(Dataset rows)

────

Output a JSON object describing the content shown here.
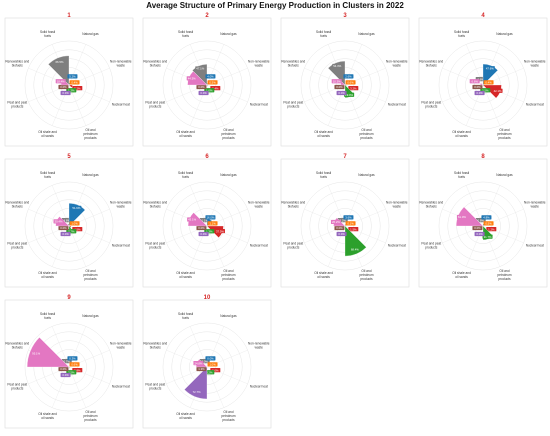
{
  "title": "Average Structure of Primary Energy Production in Clusters in 2022",
  "colors": {
    "Solid fossil fuels": "#7f7f7f",
    "Natural gas": "#1f77b4",
    "Non-renewable waste": "#ff7f0e",
    "Nuclear heat": "#d62728",
    "Oil and petroleum products": "#2ca02c",
    "Oil shale and oil sands": "#9467bd",
    "Peat and peat products": "#8c564b",
    "Renewables and biofuels": "#e377c2"
  },
  "chart_data": [
    {
      "type": "polar-bar",
      "title": "1",
      "categories": [
        "Solid fossil fuels",
        "Natural gas",
        "Non-renewable waste",
        "Nuclear heat",
        "Oil and petroleum products",
        "Oil shale and oil sands",
        "Peat and peat products",
        "Renewables and biofuels"
      ],
      "values": [
        66.5,
        5.2,
        0.4,
        8.2,
        1.3,
        0.0,
        0.0,
        18.4
      ],
      "value_labels": [
        "66.5%",
        "5.2%",
        "0.4%",
        "8.2%",
        "1.3%",
        "0.0%",
        "0.0%",
        "18.4%"
      ],
      "rmax": 100
    },
    {
      "type": "polar-bar",
      "title": "2",
      "categories": [
        "Solid fossil fuels",
        "Natural gas",
        "Non-renewable waste",
        "Nuclear heat",
        "Oil and petroleum products",
        "Oil shale and oil sands",
        "Peat and peat products",
        "Renewables and biofuels"
      ],
      "values": [
        47.1,
        4.0,
        0.5,
        2.4,
        1.6,
        0.0,
        0.0,
        44.3
      ],
      "value_labels": [
        "47.1%",
        "4.0%",
        "0.5%",
        "2.4%",
        "1.6%",
        "0.0%",
        "0.0%",
        "44.3%"
      ],
      "rmax": 100
    },
    {
      "type": "polar-bar",
      "title": "3",
      "categories": [
        "Solid fossil fuels",
        "Natural gas",
        "Non-renewable waste",
        "Nuclear heat",
        "Oil and petroleum products",
        "Oil shale and oil sands",
        "Peat and peat products",
        "Renewables and biofuels"
      ],
      "values": [
        54.3,
        2.6,
        0.6,
        3.2,
        29.0,
        0.0,
        0.0,
        10.3
      ],
      "value_labels": [
        "54.3%",
        "2.6%",
        "0.6%",
        "3.2%",
        "29.0%",
        "0.0%",
        "0.0%",
        "10.3%"
      ],
      "rmax": 100
    },
    {
      "type": "polar-bar",
      "title": "4",
      "categories": [
        "Solid fossil fuels",
        "Natural gas",
        "Non-renewable waste",
        "Nuclear heat",
        "Oil and petroleum products",
        "Oil shale and oil sands",
        "Peat and peat products",
        "Renewables and biofuels"
      ],
      "values": [
        0.8,
        47.6,
        0.4,
        42.1,
        2.5,
        0.0,
        0.0,
        6.6
      ],
      "value_labels": [
        "0.8%",
        "47.6%",
        "0.4%",
        "42.1%",
        "2.5%",
        "0.0%",
        "0.0%",
        "6.6%"
      ],
      "rmax": 100
    },
    {
      "type": "polar-bar",
      "title": "5",
      "categories": [
        "Solid fossil fuels",
        "Natural gas",
        "Non-renewable waste",
        "Nuclear heat",
        "Oil and petroleum products",
        "Oil shale and oil sands",
        "Peat and peat products",
        "Renewables and biofuels"
      ],
      "values": [
        4.8,
        51.6,
        1.0,
        4.5,
        7.7,
        0.0,
        0.0,
        30.4
      ],
      "value_labels": [
        "4.8%",
        "51.6%",
        "1.0%",
        "4.5%",
        "7.7%",
        "0.0%",
        "0.0%",
        "30.4%"
      ],
      "rmax": 100
    },
    {
      "type": "polar-bar",
      "title": "6",
      "categories": [
        "Solid fossil fuels",
        "Natural gas",
        "Non-renewable waste",
        "Nuclear heat",
        "Oil and petroleum products",
        "Oil shale and oil sands",
        "Peat and peat products",
        "Renewables and biofuels"
      ],
      "values": [
        1.1,
        16.0,
        1.1,
        37.5,
        1.3,
        0.0,
        0.0,
        43.1
      ],
      "value_labels": [
        "1.1%",
        "16.0%",
        "1.1%",
        "37.5%",
        "1.3%",
        "0.0%",
        "0.0%",
        "43.1%"
      ],
      "rmax": 100
    },
    {
      "type": "polar-bar",
      "title": "7",
      "categories": [
        "Solid fossil fuels",
        "Natural gas",
        "Non-renewable waste",
        "Nuclear heat",
        "Oil and petroleum products",
        "Oil shale and oil sands",
        "Peat and peat products",
        "Renewables and biofuels"
      ],
      "values": [
        0.2,
        3.6,
        0.1,
        1.5,
        68.4,
        0.0,
        0.0,
        26.2
      ],
      "value_labels": [
        "0.2%",
        "3.6%",
        "0.1%",
        "1.5%",
        "68.4%",
        "0.0%",
        "0.0%",
        "26.2%"
      ],
      "rmax": 100
    },
    {
      "type": "polar-bar",
      "title": "8",
      "categories": [
        "Solid fossil fuels",
        "Natural gas",
        "Non-renewable waste",
        "Nuclear heat",
        "Oil and petroleum products",
        "Oil shale and oil sands",
        "Peat and peat products",
        "Renewables and biofuels"
      ],
      "values": [
        0.8,
        4.8,
        0.5,
        1.2,
        31.7,
        0.0,
        0.0,
        61.0
      ],
      "value_labels": [
        "0.8%",
        "4.8%",
        "0.5%",
        "1.2%",
        "31.7%",
        "0.0%",
        "0.0%",
        "61.0%"
      ],
      "rmax": 100
    },
    {
      "type": "polar-bar",
      "title": "9",
      "categories": [
        "Solid fossil fuels",
        "Natural gas",
        "Non-renewable waste",
        "Nuclear heat",
        "Oil and petroleum products",
        "Oil shale and oil sands",
        "Peat and peat products",
        "Renewables and biofuels"
      ],
      "values": [
        0.7,
        0.3,
        0.6,
        0.8,
        2.5,
        0.0,
        0.0,
        95.1
      ],
      "value_labels": [
        "0.7%",
        "0.3%",
        "0.6%",
        "0.8%",
        "2.5%",
        "0.0%",
        "0.0%",
        "95.1%"
      ],
      "rmax": 100
    },
    {
      "type": "polar-bar",
      "title": "10",
      "categories": [
        "Solid fossil fuels",
        "Natural gas",
        "Non-renewable waste",
        "Nuclear heat",
        "Oil and petroleum products",
        "Oil shale and oil sands",
        "Peat and peat products",
        "Renewables and biofuels"
      ],
      "values": [
        0.0,
        0.0,
        1.0,
        0.0,
        0.2,
        72.7,
        1.3,
        24.8
      ],
      "value_labels": [
        "0.0%",
        "0.0%",
        "1.0%",
        "0.0%",
        "0.2%",
        "72.7%",
        "1.3%",
        "24.8%"
      ],
      "rmax": 100
    }
  ]
}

────

*Stated exercise:* Leave out the pictures and print each record exactly as it stands.

*Full answer:*
Output a JSON object describing the content shown here.
{
  "title": "Average Structure of Primary Energy Production in Clusters in 2022",
  "colors": {
    "Solid fossil fuels": "#7f7f7f",
    "Natural gas": "#1f77b4",
    "Non-renewable waste": "#ff7f0e",
    "Nuclear heat": "#d62728",
    "Oil and petroleum products": "#2ca02c",
    "Oil shale and oil sands": "#9467bd",
    "Peat and peat products": "#8c564b",
    "Renewables and biofuels": "#e377c2"
  },
  "chart_data": [
    {
      "type": "polar-bar",
      "title": "1",
      "categories": [
        "Solid fossil fuels",
        "Natural gas",
        "Non-renewable waste",
        "Nuclear heat",
        "Oil and petroleum products",
        "Oil shale and oil sands",
        "Peat and peat products",
        "Renewables and biofuels"
      ],
      "values": [
        66.5,
        5.2,
        0.4,
        8.2,
        1.3,
        0.0,
        0.0,
        18.4
      ],
      "value_labels": [
        "66.5%",
        "5.2%",
        "0.4%",
        "8.2%",
        "1.3%",
        "0.0%",
        "0.0%",
        "18.4%"
      ],
      "rmax": 100
    },
    {
      "type": "polar-bar",
      "title": "2",
      "categories": [
        "Solid fossil fuels",
        "Natural gas",
        "Non-renewable waste",
        "Nuclear heat",
        "Oil and petroleum products",
        "Oil shale and oil sands",
        "Peat and peat products",
        "Renewables and biofuels"
      ],
      "values": [
        47.1,
        4.0,
        0.5,
        2.4,
        1.6,
        0.0,
        0.0,
        44.3
      ],
      "value_labels": [
        "47.1%",
        "4.0%",
        "0.5%",
        "2.4%",
        "1.6%",
        "0.0%",
        "0.0%",
        "44.3%"
      ],
      "rmax": 100
    },
    {
      "type": "polar-bar",
      "title": "3",
      "categories": [
        "Solid fossil fuels",
        "Natural gas",
        "Non-renewable waste",
        "Nuclear heat",
        "Oil and petroleum products",
        "Oil shale and oil sands",
        "Peat and peat products",
        "Renewables and biofuels"
      ],
      "values": [
        54.3,
        2.6,
        0.6,
        3.2,
        29.0,
        0.0,
        0.0,
        10.3
      ],
      "value_labels": [
        "54.3%",
        "2.6%",
        "0.6%",
        "3.2%",
        "29.0%",
        "0.0%",
        "0.0%",
        "10.3%"
      ],
      "rmax": 100
    },
    {
      "type": "polar-bar",
      "title": "4",
      "categories": [
        "Solid fossil fuels",
        "Natural gas",
        "Non-renewable waste",
        "Nuclear heat",
        "Oil and petroleum products",
        "Oil shale and oil sands",
        "Peat and peat products",
        "Renewables and biofuels"
      ],
      "values": [
        0.8,
        47.6,
        0.4,
        42.1,
        2.5,
        0.0,
        0.0,
        6.6
      ],
      "value_labels": [
        "0.8%",
        "47.6%",
        "0.4%",
        "42.1%",
        "2.5%",
        "0.0%",
        "0.0%",
        "6.6%"
      ],
      "rmax": 100
    },
    {
      "type": "polar-bar",
      "title": "5",
      "categories": [
        "Solid fossil fuels",
        "Natural gas",
        "Non-renewable waste",
        "Nuclear heat",
        "Oil and petroleum products",
        "Oil shale and oil sands",
        "Peat and peat products",
        "Renewables and biofuels"
      ],
      "values": [
        4.8,
        51.6,
        1.0,
        4.5,
        7.7,
        0.0,
        0.0,
        30.4
      ],
      "value_labels": [
        "4.8%",
        "51.6%",
        "1.0%",
        "4.5%",
        "7.7%",
        "0.0%",
        "0.0%",
        "30.4%"
      ],
      "rmax": 100
    },
    {
      "type": "polar-bar",
      "title": "6",
      "categories": [
        "Solid fossil fuels",
        "Natural gas",
        "Non-renewable waste",
        "Nuclear heat",
        "Oil and petroleum products",
        "Oil shale and oil sands",
        "Peat and peat products",
        "Renewables and biofuels"
      ],
      "values": [
        1.1,
        16.0,
        1.1,
        37.5,
        1.3,
        0.0,
        0.0,
        43.1
      ],
      "value_labels": [
        "1.1%",
        "16.0%",
        "1.1%",
        "37.5%",
        "1.3%",
        "0.0%",
        "0.0%",
        "43.1%"
      ],
      "rmax": 100
    },
    {
      "type": "polar-bar",
      "title": "7",
      "categories": [
        "Solid fossil fuels",
        "Natural gas",
        "Non-renewable waste",
        "Nuclear heat",
        "Oil and petroleum products",
        "Oil shale and oil sands",
        "Peat and peat products",
        "Renewables and biofuels"
      ],
      "values": [
        0.2,
        3.6,
        0.1,
        1.5,
        68.4,
        0.0,
        0.0,
        26.2
      ],
      "value_labels": [
        "0.2%",
        "3.6%",
        "0.1%",
        "1.5%",
        "68.4%",
        "0.0%",
        "0.0%",
        "26.2%"
      ],
      "rmax": 100
    },
    {
      "type": "polar-bar",
      "title": "8",
      "categories": [
        "Solid fossil fuels",
        "Natural gas",
        "Non-renewable waste",
        "Nuclear heat",
        "Oil and petroleum products",
        "Oil shale and oil sands",
        "Peat and peat products",
        "Renewables and biofuels"
      ],
      "values": [
        0.8,
        4.8,
        0.5,
        1.2,
        31.7,
        0.0,
        0.0,
        61.0
      ],
      "value_labels": [
        "0.8%",
        "4.8%",
        "0.5%",
        "1.2%",
        "31.7%",
        "0.0%",
        "0.0%",
        "61.0%"
      ],
      "rmax": 100
    },
    {
      "type": "polar-bar",
      "title": "9",
      "categories": [
        "Solid fossil fuels",
        "Natural gas",
        "Non-renewable waste",
        "Nuclear heat",
        "Oil and petroleum products",
        "Oil shale and oil sands",
        "Peat and peat products",
        "Renewables and biofuels"
      ],
      "values": [
        0.7,
        0.3,
        0.6,
        0.8,
        2.5,
        0.0,
        0.0,
        95.1
      ],
      "value_labels": [
        "0.7%",
        "0.3%",
        "0.6%",
        "0.8%",
        "2.5%",
        "0.0%",
        "0.0%",
        "95.1%"
      ],
      "rmax": 100
    },
    {
      "type": "polar-bar",
      "title": "10",
      "categories": [
        "Solid fossil fuels",
        "Natural gas",
        "Non-renewable waste",
        "Nuclear heat",
        "Oil and petroleum products",
        "Oil shale and oil sands",
        "Peat and peat products",
        "Renewables and biofuels"
      ],
      "values": [
        0.0,
        0.0,
        1.0,
        0.0,
        0.2,
        72.7,
        1.3,
        24.8
      ],
      "value_labels": [
        "0.0%",
        "0.0%",
        "1.0%",
        "0.0%",
        "0.2%",
        "72.7%",
        "1.3%",
        "24.8%"
      ],
      "rmax": 100
    }
  ]
}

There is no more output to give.